• WHAT IS EXPECTED
The entries that follow should be written out exactly.

• AVAILABLE DATA
- - -
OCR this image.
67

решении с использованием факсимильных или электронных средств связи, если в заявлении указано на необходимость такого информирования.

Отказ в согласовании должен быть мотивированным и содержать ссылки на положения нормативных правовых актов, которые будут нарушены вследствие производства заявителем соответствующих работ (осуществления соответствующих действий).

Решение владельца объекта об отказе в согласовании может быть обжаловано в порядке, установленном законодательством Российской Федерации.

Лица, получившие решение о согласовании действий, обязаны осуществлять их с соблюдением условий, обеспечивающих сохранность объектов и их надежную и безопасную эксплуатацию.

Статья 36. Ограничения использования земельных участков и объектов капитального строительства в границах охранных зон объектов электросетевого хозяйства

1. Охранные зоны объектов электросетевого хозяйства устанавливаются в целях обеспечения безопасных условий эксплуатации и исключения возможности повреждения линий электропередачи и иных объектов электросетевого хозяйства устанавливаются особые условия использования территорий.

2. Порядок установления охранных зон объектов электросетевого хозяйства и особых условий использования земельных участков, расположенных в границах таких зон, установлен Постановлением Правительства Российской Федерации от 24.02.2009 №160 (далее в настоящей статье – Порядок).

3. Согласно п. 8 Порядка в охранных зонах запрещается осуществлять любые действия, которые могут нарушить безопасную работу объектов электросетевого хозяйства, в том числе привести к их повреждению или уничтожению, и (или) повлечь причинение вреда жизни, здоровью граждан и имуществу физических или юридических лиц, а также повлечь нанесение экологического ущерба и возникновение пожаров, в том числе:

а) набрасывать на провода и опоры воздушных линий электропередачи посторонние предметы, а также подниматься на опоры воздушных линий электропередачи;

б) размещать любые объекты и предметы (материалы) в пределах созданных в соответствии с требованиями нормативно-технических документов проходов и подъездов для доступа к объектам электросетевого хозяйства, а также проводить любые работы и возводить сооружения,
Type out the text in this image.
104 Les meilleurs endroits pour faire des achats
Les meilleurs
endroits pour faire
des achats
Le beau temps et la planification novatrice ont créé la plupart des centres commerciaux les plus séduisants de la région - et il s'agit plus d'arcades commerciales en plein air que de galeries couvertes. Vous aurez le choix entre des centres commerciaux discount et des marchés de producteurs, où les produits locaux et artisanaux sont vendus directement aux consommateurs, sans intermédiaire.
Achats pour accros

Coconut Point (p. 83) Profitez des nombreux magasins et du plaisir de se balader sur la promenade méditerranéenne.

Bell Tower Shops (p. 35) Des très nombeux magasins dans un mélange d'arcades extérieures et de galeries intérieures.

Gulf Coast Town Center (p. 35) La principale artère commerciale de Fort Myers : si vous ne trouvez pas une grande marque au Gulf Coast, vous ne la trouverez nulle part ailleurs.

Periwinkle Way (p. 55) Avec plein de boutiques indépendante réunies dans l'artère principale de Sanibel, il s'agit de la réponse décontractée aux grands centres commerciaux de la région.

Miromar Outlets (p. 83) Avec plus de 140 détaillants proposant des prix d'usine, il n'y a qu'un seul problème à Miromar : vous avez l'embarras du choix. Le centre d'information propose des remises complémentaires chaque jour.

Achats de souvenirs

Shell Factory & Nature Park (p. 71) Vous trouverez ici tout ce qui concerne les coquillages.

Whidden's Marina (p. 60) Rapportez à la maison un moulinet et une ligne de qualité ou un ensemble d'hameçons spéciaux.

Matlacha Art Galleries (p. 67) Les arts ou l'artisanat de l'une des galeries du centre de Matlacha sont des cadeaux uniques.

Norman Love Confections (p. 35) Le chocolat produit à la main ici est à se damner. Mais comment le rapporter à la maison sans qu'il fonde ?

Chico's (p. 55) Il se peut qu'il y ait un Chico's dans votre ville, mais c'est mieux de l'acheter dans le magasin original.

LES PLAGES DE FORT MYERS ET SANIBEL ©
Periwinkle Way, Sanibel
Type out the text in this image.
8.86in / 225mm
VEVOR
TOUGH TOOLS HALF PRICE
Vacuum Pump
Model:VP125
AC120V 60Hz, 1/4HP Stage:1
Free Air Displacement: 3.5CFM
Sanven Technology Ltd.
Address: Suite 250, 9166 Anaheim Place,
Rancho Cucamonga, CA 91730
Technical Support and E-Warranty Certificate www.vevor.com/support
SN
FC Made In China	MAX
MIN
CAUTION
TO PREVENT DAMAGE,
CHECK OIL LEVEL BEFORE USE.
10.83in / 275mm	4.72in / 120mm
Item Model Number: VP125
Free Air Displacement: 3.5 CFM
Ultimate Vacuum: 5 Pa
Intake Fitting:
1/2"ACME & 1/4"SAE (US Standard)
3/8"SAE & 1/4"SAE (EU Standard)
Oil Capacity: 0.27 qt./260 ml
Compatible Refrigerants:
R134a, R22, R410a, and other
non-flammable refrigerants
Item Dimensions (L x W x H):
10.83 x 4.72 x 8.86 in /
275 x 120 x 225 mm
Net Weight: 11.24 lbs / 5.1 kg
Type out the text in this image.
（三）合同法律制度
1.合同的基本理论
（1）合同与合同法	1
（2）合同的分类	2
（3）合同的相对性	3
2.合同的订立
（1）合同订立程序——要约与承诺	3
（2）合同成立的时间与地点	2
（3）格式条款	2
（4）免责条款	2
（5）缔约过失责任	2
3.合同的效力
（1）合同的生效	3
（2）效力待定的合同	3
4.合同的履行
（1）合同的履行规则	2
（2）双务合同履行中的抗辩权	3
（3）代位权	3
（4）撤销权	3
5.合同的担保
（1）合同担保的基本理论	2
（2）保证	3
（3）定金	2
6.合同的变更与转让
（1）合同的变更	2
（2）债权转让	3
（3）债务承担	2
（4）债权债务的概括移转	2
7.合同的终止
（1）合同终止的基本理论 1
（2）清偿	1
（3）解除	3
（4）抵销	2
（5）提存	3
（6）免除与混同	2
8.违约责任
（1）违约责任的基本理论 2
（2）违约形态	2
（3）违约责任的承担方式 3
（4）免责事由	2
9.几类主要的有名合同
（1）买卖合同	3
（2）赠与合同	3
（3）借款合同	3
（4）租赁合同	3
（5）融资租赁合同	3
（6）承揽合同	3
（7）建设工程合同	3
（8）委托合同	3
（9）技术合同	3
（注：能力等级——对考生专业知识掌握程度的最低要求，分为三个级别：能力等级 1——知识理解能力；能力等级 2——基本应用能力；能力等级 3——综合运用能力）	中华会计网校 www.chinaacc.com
- - -
• ANSWER TO THE PROBLEM
OCR this image.
67

решении с использованием факсимильных или электронных средств связи, если в заявлении указано на необходимость такого информирования.

Отказ в согласовании должен быть мотивированным и содержать ссылки на положения нормативных правовых актов, которые будут нарушены вследствие производства заявителем соответствующих работ (осуществления соответствующих действий).

Решение владельца объекта об отказе в согласовании может быть обжаловано в порядке, установленном законодательством Российской Федерации.

Лица, получившие решение о согласовании действий, обязаны осуществлять их с соблюдением условий, обеспечивающих сохранность объектов и их надежную и безопасную эксплуатацию.

Статья 36. Ограничения использования земельных участков и объектов капитального строительства в границах охранных зон объектов электросетевого хозяйства

1. Охранные зоны объектов электросетевого хозяйства устанавливаются в целях обеспечения безопасных условий эксплуатации и исключения возможности повреждения линий электропередачи и иных объектов электросетевого хозяйства устанавливаются особые условия использования территорий.

2. Порядок установления охранных зон объектов электросетевого хозяйства и особых условий использования земельных участков, расположенных в границах таких зон, установлен Постановлением Правительства Российской Федерации от 24.02.2009 №160 (далее в настоящей статье – Порядок).

3. Согласно п. 8 Порядка в охранных зонах запрещается осуществлять любые действия, которые могут нарушить безопасную работу объектов электросетевого хозяйства, в том числе привести к их повреждению или уничтожению, и (или) повлечь причинение вреда жизни, здоровью граждан и имуществу физических или юридических лиц, а также повлечь нанесение экологического ущерба и возникновение пожаров, в том числе:

а) набрасывать на провода и опоры воздушных линий электропередачи посторонние предметы, а также подниматься на опоры воздушных линий электропередачи;

б) размещать любые объекты и предметы (материалы) в пределах созданных в соответствии с требованиями нормативно-технических документов проходов и подъездов для доступа к объектам электросетевого хозяйства, а также проводить любые работы и возводить сооружения,
Type out the text in this image.
104 Les meilleurs endroits pour faire des achats
Les meilleurs
endroits pour faire
des achats
Le beau temps et la planification novatrice ont créé la plupart des centres commerciaux les plus séduisants de la région - et il s'agit plus d'arcades commerciales en plein air que de galeries couvertes. Vous aurez le choix entre des centres commerciaux discount et des marchés de producteurs, où les produits locaux et artisanaux sont vendus directement aux consommateurs, sans intermédiaire.
Achats pour accros

Coconut Point (p. 83) Profitez des nombreux magasins et du plaisir de se balader sur la promenade méditerranéenne.

Bell Tower Shops (p. 35) Des très nombeux magasins dans un mélange d'arcades extérieures et de galeries intérieures.

Gulf Coast Town Center (p. 35) La principale artère commerciale de Fort Myers : si vous ne trouvez pas une grande marque au Gulf Coast, vous ne la trouverez nulle part ailleurs.

Periwinkle Way (p. 55) Avec plein de boutiques indépendante réunies dans l'artère principale de Sanibel, il s'agit de la réponse décontractée aux grands centres commerciaux de la région.

Miromar Outlets (p. 83) Avec plus de 140 détaillants proposant des prix d'usine, il n'y a qu'un seul problème à Miromar : vous avez l'embarras du choix. Le centre d'information propose des remises complémentaires chaque jour.

Achats de souvenirs

Shell Factory & Nature Park (p. 71) Vous trouverez ici tout ce qui concerne les coquillages.

Whidden's Marina (p. 60) Rapportez à la maison un moulinet et une ligne de qualité ou un ensemble d'hameçons spéciaux.

Matlacha Art Galleries (p. 67) Les arts ou l'artisanat de l'une des galeries du centre de Matlacha sont des cadeaux uniques.

Norman Love Confections (p. 35) Le chocolat produit à la main ici est à se damner. Mais comment le rapporter à la maison sans qu'il fonde ?

Chico's (p. 55) Il se peut qu'il y ait un Chico's dans votre ville, mais c'est mieux de l'acheter dans le magasin original.

LES PLAGES DE FORT MYERS ET SANIBEL ©
Periwinkle Way, Sanibel
Type out the text in this image.
8.86in / 225mm
VEVOR
TOUGH TOOLS HALF PRICE
Vacuum Pump
Model:VP125
AC120V 60Hz, 1/4HP Stage:1
Free Air Displacement: 3.5CFM
Sanven Technology Ltd.
Address: Suite 250, 9166 Anaheim Place,
Rancho Cucamonga, CA 91730
Technical Support and E-Warranty Certificate www.vevor.com/support
SN
FC Made In China	MAX
MIN
CAUTION
TO PREVENT DAMAGE,
CHECK OIL LEVEL BEFORE USE.
10.83in / 275mm	4.72in / 120mm
Item Model Number: VP125
Free Air Displacement: 3.5 CFM
Ultimate Vacuum: 5 Pa
Intake Fitting:
1/2"ACME & 1/4"SAE (US Standard)
3/8"SAE & 1/4"SAE (EU Standard)
Oil Capacity: 0.27 qt./260 ml
Compatible Refrigerants:
R134a, R22, R410a, and other
non-flammable refrigerants
Item Dimensions (L x W x H):
10.83 x 4.72 x 8.86 in /
275 x 120 x 225 mm
Net Weight: 11.24 lbs / 5.1 kg
Type out the text in this image.
（三）合同法律制度
1.合同的基本理论
（1）合同与合同法	1
（2）合同的分类	2
（3）合同的相对性	3
2.合同的订立
（1）合同订立程序——要约与承诺	3
（2）合同成立的时间与地点	2
（3）格式条款	2
（4）免责条款	2
（5）缔约过失责任	2
3.合同的效力
（1）合同的生效	3
（2）效力待定的合同	3
4.合同的履行
（1）合同的履行规则	2
（2）双务合同履行中的抗辩权	3
（3）代位权	3
（4）撤销权	3
5.合同的担保
（1）合同担保的基本理论	2
（2）保证	3
（3）定金	2
6.合同的变更与转让
（1）合同的变更	2
（2）债权转让	3
（3）债务承担	2
（4）债权债务的概括移转	2
7.合同的终止
（1）合同终止的基本理论 1
（2）清偿	1
（3）解除	3
（4）抵销	2
（5）提存	3
（6）免除与混同	2
8.违约责任
（1）违约责任的基本理论 2
（2）违约形态	2
（3）违约责任的承担方式 3
（4）免责事由	2
9.几类主要的有名合同
（1）买卖合同	3
（2）赠与合同	3
（3）借款合同	3
（4）租赁合同	3
（5）融资租赁合同	3
（6）承揽合同	3
（7）建设工程合同	3
（8）委托合同	3
（9）技术合同	3
（注：能力等级——对考生专业知识掌握程度的最低要求，分为三个级别：能力等级 1——知识理解能力；能力等级 2——基本应用能力；能力等级 3——综合运用能力）	中华会计网校 www.chinaacc.com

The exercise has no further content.